## BEGIN WORKING DATA

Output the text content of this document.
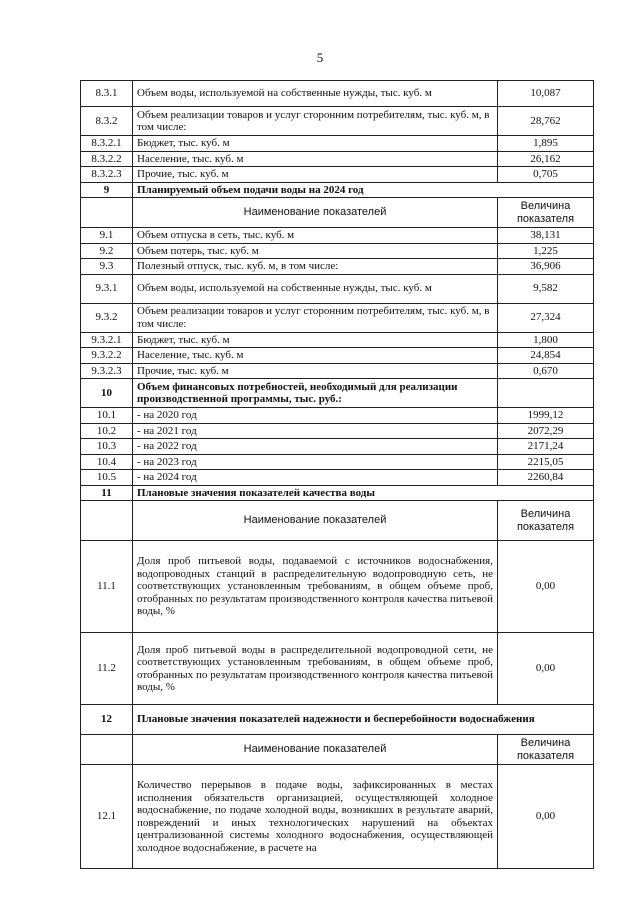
5
8.3.1	Объем воды, используемой на собственные нужды, тыс. куб. м	10,087
8.3.2	Объем реализации товаров и услуг сторонним потребителям, тыс. куб. м, в том числе:	28,762
8.3.2.1	Бюджет, тыс. куб. м	1,895
8.3.2.2	Население, тыс. куб. м	26,162
8.3.2.3	Прочие, тыс. куб. м	0,705
9	Планируемый объем подачи воды на 2024 год	
	Наименование показателей	Величина показателя
9.1	Объем отпуска в сеть, тыс. куб. м	38,131
9.2	Объем потерь, тыс. куб. м	1,225
9.3	Полезный отпуск, тыс. куб. м, в том числе:	36,906
9.3.1	Объем воды, используемой на собственные нужды, тыс. куб. м	9,582
9.3.2	Объем реализации товаров и услуг сторонним потребителям, тыс. куб. м, в том числе:	27,324
9.3.2.1	Бюджет, тыс. куб. м	1,800
9.3.2.2	Население, тыс. куб. м	24,854
9.3.2.3	Прочие, тыс. куб. м	0,670
10	Объем финансовых потребностей, необходимый для реализации производственной программы, тыс. руб.:	
10.1	- на 2020 год	1999,12
10.2	- на 2021 год	2072,29
10.3	- на 2022 год	2171,24
10.4	- на 2023 год	2215,05
10.5	- на 2024 год	2260,84
11	Плановые значения показателей качества воды	
	Наименование показателей	Величина показателя
11.1	Доля проб питьевой воды, подаваемой с источников водоснабжения, водопроводных станций в распределительную водопроводную сеть, не соответствующих установленным требованиям, в общем объеме проб, отобранных по результатам производственного контроля качества питьевой воды, %	0,00
11.2	Доля проб питьевой воды в распределительной водопроводной сети, не соответствующих установленным требованиям, в общем объеме проб, отобранных по результатам производственного контроля качества питьевой воды, %	0,00
12	Плановые значения показателей надежности и бесперебойности водоснабжения	
	Наименование показателей	Величина показателя
12.1	Количество перерывов в подаче воды, зафиксированных в местах исполнения обязательств организацией, осуществляющей холодное водоснабжение, по подаче холодной воды, возникших в результате аварий, повреждений и иных технологических нарушений на объектах централизованной системы холодного водоснабжения, осуществляющей холодное водоснабжение, в расчете на	0,00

## END WORKING DATA

Transcribe all the data word for word; the images stay out.

Output the text content of this document.
5
8.3.1	Объем воды, используемой на собственные нужды, тыс. куб. м	10,087
8.3.2	Объем реализации товаров и услуг сторонним потребителям, тыс. куб. м, в том числе:	28,762
8.3.2.1	Бюджет, тыс. куб. м	1,895
8.3.2.2	Население, тыс. куб. м	26,162
8.3.2.3	Прочие, тыс. куб. м	0,705
9	Планируемый объем подачи воды на 2024 год	
	Наименование показателей	Величина показателя
9.1	Объем отпуска в сеть, тыс. куб. м	38,131
9.2	Объем потерь, тыс. куб. м	1,225
9.3	Полезный отпуск, тыс. куб. м, в том числе:	36,906
9.3.1	Объем воды, используемой на собственные нужды, тыс. куб. м	9,582
9.3.2	Объем реализации товаров и услуг сторонним потребителям, тыс. куб. м, в том числе:	27,324
9.3.2.1	Бюджет, тыс. куб. м	1,800
9.3.2.2	Население, тыс. куб. м	24,854
9.3.2.3	Прочие, тыс. куб. м	0,670
10	Объем финансовых потребностей, необходимый для реализации производственной программы, тыс. руб.:	
10.1	- на 2020 год	1999,12
10.2	- на 2021 год	2072,29
10.3	- на 2022 год	2171,24
10.4	- на 2023 год	2215,05
10.5	- на 2024 год	2260,84
11	Плановые значения показателей качества воды	
	Наименование показателей	Величина показателя
11.1	Доля проб питьевой воды, подаваемой с источников водоснабжения, водопроводных станций в распределительную водопроводную сеть, не соответствующих установленным требованиям, в общем объеме проб, отобранных по результатам производственного контроля качества питьевой воды, %	0,00
11.2	Доля проб питьевой воды в распределительной водопроводной сети, не соответствующих установленным требованиям, в общем объеме проб, отобранных по результатам производственного контроля качества питьевой воды, %	0,00
12	Плановые значения показателей надежности и бесперебойности водоснабжения	
	Наименование показателей	Величина показателя
12.1	Количество перерывов в подаче воды, зафиксированных в местах исполнения обязательств организацией, осуществляющей холодное водоснабжение, по подаче холодной воды, возникших в результате аварий, повреждений и иных технологических нарушений на объектах централизованной системы холодного водоснабжения, осуществляющей холодное водоснабжение, в расчете на	0,00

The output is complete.